• Task directions: Scan the records for the string "frac"; copy each line where it occurs.

• Record extracts:
■ ■ ■ ■

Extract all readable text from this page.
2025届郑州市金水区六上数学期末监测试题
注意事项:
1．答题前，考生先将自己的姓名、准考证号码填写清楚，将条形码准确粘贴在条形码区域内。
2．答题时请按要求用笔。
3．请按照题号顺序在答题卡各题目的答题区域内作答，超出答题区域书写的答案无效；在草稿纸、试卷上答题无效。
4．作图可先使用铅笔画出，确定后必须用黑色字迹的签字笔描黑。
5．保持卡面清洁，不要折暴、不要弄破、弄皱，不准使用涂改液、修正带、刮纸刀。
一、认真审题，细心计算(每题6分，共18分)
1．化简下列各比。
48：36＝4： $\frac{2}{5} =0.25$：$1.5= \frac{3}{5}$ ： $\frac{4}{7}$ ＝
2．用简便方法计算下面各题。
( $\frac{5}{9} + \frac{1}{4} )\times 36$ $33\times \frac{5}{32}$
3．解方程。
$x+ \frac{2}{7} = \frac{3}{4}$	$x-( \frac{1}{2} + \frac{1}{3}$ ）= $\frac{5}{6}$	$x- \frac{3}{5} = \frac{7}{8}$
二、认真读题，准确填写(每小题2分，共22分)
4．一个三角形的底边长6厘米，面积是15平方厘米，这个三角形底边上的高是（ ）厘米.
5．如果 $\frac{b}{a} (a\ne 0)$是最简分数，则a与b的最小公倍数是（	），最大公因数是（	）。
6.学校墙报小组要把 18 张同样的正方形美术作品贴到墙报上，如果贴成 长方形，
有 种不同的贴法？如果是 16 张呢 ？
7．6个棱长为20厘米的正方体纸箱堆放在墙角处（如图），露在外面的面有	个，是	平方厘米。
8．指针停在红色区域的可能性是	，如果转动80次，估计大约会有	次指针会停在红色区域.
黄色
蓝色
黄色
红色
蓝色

■ ■ ■ ■

• Exercise solution:
48：36＝4： $\frac{2}{5} =0.25$：$1.5= \frac{3}{5}$ ： $\frac{4}{7}$ ＝
( $\frac{5}{9} + \frac{1}{4} )\times 36$ $33\times \frac{5}{32}$
$x+ \frac{2}{7} = \frac{3}{4}$	$x-( \frac{1}{2} + \frac{1}{3}$ ）= $\frac{5}{6}$	$x- \frac{3}{5} = \frac{7}{8}$
5．如果 $\frac{b}{a} (a\ne 0)$是最简分数，则a与b的最小公倍数是（	），最大公因数是（	）。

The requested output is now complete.